Aim of the task: Print the lines again exactly, beginning at the line that contains "section-title: Général [28, 79, 90, 95]" and ending after the line that contains "chevron-down-icon [15, 110, 23, 115]".

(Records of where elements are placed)
☆ ☆ ☆
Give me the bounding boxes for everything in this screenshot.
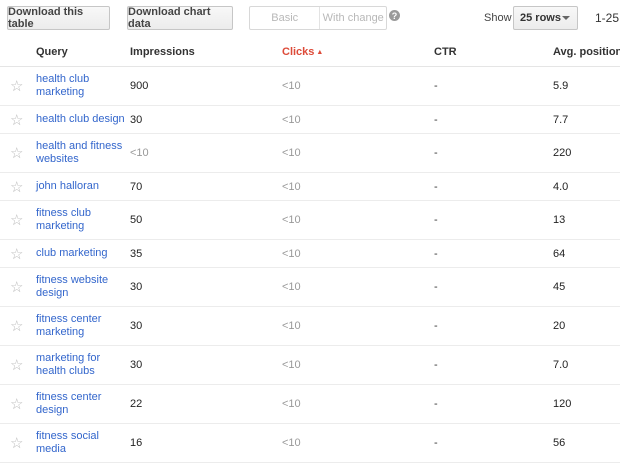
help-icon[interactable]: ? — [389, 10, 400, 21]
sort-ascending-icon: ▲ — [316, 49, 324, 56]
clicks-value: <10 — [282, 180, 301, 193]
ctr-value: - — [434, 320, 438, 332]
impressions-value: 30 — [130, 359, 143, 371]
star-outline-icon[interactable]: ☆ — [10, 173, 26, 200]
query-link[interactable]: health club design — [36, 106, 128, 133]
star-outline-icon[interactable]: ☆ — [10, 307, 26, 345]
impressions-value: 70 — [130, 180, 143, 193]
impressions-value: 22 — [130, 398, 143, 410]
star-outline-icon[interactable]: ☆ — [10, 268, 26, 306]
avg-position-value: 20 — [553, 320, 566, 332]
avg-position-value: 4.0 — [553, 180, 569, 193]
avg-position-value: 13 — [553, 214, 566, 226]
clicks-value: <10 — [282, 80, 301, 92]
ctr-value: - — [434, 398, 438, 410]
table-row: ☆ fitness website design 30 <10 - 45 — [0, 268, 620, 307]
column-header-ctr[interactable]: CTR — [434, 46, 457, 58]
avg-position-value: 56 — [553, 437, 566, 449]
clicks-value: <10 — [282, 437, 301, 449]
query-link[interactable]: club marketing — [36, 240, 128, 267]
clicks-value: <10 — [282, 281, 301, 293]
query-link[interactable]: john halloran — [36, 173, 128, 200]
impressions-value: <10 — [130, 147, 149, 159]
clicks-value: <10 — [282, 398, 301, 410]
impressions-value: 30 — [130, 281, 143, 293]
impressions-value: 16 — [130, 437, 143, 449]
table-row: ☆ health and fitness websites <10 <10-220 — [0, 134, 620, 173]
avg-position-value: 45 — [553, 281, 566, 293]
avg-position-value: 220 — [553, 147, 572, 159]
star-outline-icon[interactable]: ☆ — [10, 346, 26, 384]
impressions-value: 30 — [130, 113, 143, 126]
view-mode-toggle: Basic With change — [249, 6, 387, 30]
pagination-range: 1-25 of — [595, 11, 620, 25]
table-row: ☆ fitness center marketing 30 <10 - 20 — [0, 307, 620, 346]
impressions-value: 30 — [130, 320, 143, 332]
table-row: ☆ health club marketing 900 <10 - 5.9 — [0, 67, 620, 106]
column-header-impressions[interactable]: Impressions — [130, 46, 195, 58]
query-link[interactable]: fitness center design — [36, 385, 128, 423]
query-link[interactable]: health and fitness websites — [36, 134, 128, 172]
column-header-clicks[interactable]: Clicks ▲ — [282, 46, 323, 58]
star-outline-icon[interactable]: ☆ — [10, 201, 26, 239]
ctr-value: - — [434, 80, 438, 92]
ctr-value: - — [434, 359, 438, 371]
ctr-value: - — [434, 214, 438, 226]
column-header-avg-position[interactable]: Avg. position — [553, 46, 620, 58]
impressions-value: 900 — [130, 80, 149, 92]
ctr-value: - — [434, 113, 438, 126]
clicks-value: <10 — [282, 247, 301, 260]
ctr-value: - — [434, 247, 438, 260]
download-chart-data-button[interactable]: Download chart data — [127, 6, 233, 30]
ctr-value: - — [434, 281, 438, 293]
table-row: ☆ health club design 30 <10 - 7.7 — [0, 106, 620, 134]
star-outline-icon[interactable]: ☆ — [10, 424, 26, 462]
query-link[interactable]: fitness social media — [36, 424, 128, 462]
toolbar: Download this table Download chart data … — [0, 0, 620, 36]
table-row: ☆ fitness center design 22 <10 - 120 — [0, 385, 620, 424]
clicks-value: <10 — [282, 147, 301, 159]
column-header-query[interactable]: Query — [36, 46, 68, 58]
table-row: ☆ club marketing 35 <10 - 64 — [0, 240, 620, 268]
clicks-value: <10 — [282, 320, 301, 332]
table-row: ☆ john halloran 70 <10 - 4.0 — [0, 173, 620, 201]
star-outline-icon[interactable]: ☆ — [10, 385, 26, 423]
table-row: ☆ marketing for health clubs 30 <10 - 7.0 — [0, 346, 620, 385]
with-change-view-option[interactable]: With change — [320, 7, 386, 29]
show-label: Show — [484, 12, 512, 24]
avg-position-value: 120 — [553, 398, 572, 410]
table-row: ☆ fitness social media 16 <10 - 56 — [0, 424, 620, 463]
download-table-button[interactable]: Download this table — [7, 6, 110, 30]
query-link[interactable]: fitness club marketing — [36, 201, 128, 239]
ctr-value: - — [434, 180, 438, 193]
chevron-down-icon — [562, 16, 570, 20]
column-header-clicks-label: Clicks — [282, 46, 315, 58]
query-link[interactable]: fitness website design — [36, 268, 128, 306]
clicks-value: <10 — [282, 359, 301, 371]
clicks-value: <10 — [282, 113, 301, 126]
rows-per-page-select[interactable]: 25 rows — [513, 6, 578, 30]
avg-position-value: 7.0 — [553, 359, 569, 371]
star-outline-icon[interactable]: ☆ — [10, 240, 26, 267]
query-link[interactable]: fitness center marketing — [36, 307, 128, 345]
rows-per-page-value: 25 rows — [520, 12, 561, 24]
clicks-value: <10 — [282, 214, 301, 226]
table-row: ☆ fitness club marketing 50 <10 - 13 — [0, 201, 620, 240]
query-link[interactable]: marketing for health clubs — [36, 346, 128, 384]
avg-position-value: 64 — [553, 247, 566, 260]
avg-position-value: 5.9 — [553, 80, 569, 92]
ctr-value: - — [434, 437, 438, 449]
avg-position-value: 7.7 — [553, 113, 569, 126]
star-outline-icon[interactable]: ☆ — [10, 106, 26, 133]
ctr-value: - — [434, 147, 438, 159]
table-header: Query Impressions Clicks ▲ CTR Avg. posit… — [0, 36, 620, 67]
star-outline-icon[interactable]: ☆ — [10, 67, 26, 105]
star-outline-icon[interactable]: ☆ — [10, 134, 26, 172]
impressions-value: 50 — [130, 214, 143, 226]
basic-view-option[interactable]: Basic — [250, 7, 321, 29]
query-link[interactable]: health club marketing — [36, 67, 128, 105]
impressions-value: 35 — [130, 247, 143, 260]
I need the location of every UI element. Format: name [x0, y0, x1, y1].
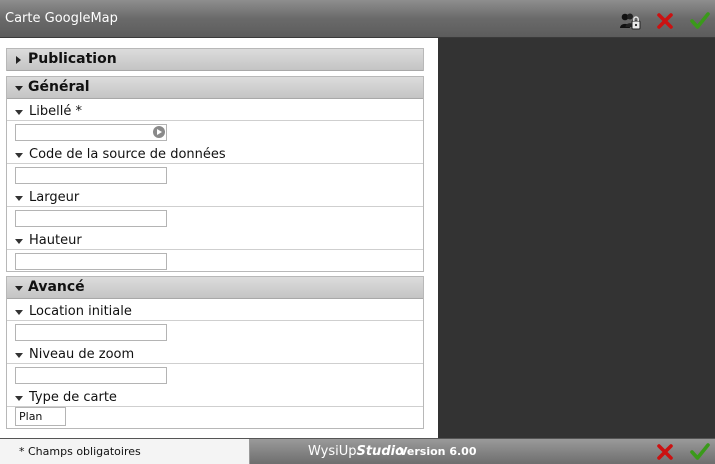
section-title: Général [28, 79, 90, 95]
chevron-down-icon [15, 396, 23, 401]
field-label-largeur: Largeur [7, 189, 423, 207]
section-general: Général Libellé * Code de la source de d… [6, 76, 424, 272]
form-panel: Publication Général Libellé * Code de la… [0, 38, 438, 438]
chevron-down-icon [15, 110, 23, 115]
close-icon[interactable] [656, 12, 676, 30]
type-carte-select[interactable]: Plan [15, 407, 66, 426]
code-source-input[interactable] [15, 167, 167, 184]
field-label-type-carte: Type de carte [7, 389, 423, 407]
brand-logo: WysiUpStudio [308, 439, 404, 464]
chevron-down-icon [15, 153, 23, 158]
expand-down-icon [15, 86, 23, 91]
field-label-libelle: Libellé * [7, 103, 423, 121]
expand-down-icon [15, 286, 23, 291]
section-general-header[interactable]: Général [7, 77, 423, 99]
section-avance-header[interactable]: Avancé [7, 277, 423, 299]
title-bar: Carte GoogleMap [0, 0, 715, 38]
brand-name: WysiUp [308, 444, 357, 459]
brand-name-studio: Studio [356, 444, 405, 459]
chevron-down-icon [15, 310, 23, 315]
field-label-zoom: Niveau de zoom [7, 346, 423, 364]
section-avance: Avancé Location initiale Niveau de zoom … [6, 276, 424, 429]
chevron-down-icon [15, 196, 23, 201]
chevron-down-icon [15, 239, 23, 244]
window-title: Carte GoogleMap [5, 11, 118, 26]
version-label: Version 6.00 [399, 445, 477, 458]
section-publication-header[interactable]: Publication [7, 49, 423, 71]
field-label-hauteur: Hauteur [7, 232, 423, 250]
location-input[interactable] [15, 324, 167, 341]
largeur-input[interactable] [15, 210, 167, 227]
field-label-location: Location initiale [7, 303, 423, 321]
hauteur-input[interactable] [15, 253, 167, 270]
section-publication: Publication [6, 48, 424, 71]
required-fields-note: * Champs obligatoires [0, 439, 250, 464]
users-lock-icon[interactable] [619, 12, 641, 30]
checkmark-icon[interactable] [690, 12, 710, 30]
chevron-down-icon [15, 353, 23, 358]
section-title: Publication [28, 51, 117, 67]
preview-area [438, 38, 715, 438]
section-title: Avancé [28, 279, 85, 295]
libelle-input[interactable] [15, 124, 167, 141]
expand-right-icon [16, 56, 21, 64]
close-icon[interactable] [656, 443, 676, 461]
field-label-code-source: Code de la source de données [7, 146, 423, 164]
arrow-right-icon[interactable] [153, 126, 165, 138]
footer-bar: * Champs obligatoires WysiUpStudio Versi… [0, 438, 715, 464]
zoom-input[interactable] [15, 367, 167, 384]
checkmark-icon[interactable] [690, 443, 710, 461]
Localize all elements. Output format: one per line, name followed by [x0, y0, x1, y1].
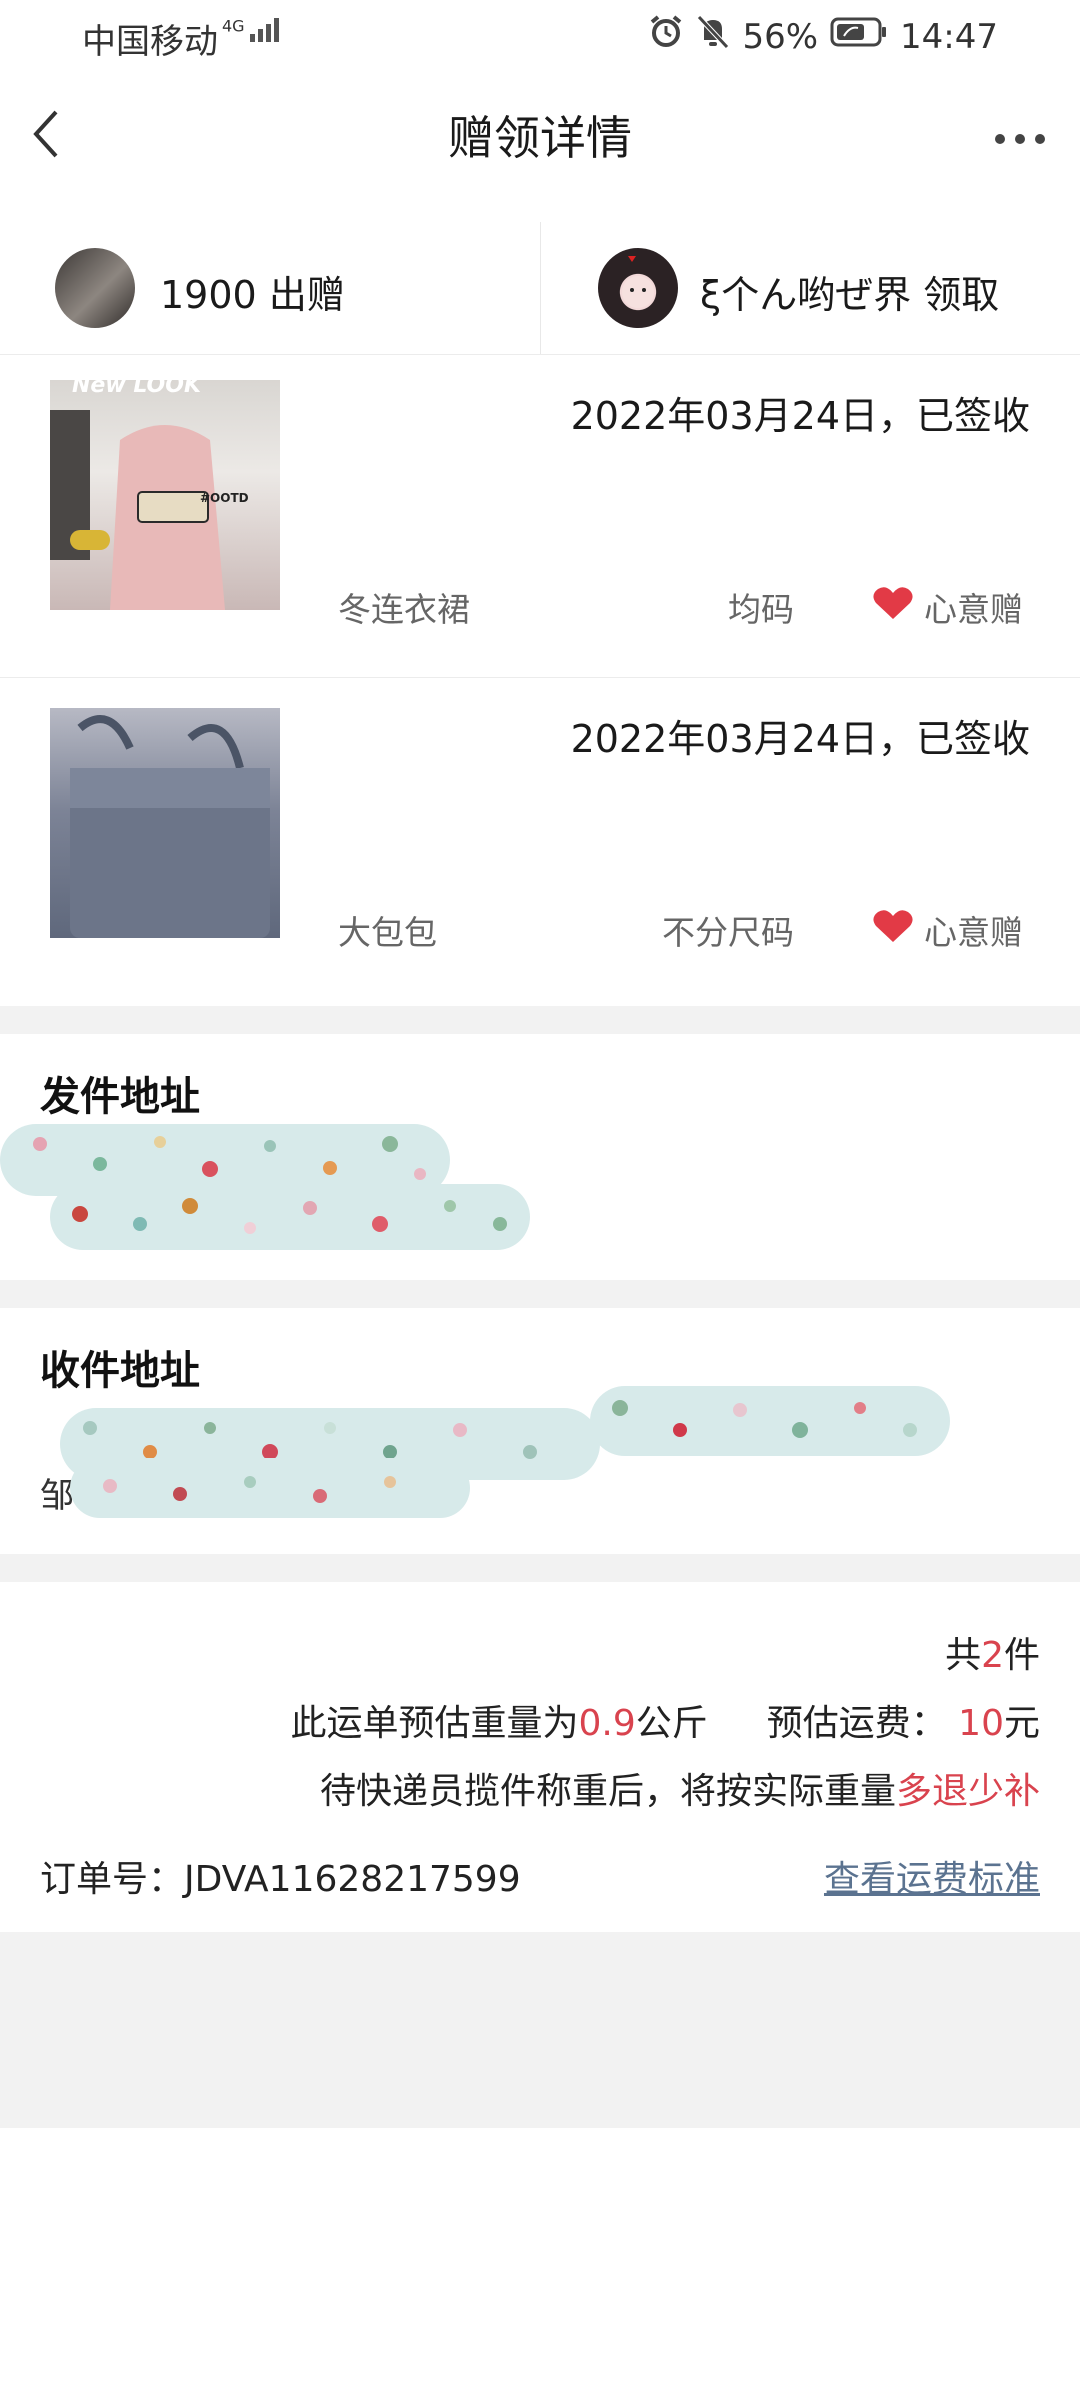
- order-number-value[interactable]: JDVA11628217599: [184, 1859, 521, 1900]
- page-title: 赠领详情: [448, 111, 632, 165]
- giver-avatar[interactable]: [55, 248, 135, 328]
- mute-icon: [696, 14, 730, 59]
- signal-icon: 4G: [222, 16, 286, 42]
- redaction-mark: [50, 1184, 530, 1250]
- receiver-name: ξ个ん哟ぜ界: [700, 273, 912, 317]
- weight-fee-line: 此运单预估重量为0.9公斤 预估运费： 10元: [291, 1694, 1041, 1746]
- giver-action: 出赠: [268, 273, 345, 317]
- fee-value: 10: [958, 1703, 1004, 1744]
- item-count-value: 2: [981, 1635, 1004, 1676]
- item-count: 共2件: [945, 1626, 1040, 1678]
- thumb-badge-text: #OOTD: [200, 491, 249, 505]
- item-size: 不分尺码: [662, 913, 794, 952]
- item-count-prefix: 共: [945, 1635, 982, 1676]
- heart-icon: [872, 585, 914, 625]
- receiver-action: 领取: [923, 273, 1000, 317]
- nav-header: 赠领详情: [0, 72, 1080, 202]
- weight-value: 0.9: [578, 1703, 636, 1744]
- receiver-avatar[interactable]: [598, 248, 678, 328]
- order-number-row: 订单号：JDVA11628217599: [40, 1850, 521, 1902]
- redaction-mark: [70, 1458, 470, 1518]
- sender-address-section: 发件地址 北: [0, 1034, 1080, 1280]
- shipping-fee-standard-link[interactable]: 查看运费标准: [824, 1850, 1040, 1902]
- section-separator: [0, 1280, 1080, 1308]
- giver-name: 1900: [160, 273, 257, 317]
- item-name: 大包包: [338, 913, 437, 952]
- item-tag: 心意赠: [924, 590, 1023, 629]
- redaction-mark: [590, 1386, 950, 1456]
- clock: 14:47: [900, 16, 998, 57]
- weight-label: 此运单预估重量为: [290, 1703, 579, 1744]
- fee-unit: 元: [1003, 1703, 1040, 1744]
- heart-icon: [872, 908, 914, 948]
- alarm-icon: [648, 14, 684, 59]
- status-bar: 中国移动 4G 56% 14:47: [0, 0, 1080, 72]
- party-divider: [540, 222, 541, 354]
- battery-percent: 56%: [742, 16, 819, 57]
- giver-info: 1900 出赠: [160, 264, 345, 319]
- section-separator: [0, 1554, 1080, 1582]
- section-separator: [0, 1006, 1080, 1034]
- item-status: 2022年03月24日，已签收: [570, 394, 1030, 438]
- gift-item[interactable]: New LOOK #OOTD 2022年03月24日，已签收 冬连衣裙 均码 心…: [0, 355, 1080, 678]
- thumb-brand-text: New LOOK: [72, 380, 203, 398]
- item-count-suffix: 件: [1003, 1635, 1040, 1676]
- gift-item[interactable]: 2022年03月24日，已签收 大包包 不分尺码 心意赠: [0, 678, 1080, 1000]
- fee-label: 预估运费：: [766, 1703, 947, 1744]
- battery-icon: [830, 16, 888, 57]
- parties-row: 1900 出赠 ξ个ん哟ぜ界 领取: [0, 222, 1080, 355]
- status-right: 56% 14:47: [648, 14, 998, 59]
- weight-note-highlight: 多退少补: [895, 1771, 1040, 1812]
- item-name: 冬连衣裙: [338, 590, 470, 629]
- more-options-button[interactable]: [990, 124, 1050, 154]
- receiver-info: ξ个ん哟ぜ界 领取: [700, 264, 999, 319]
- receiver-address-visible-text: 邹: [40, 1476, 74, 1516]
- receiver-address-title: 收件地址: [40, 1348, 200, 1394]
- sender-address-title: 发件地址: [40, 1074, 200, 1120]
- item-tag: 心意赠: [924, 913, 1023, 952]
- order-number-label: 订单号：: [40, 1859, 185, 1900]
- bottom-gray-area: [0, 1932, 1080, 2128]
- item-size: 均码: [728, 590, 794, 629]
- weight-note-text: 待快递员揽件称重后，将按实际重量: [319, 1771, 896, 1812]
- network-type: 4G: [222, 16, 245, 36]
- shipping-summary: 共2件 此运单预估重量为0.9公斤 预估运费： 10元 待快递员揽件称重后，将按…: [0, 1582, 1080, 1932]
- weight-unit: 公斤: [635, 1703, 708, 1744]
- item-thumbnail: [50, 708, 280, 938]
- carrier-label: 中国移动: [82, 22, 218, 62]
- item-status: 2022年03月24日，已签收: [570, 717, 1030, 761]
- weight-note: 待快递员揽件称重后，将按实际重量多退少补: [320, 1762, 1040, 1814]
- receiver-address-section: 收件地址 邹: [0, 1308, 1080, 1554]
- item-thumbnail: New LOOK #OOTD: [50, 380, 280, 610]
☆ ☆ ☆
Final result:
section-title: Général [28, 79, 90, 95]
chevron-down-icon [15, 396, 23, 401]
field-label-largeur: Largeur [7, 189, 423, 207]
section-general: Général Libellé * Code de la source de d… [6, 76, 424, 272]
form-panel: Publication Général Libellé * Code de la… [0, 38, 438, 438]
chevron-down-icon [15, 110, 23, 115]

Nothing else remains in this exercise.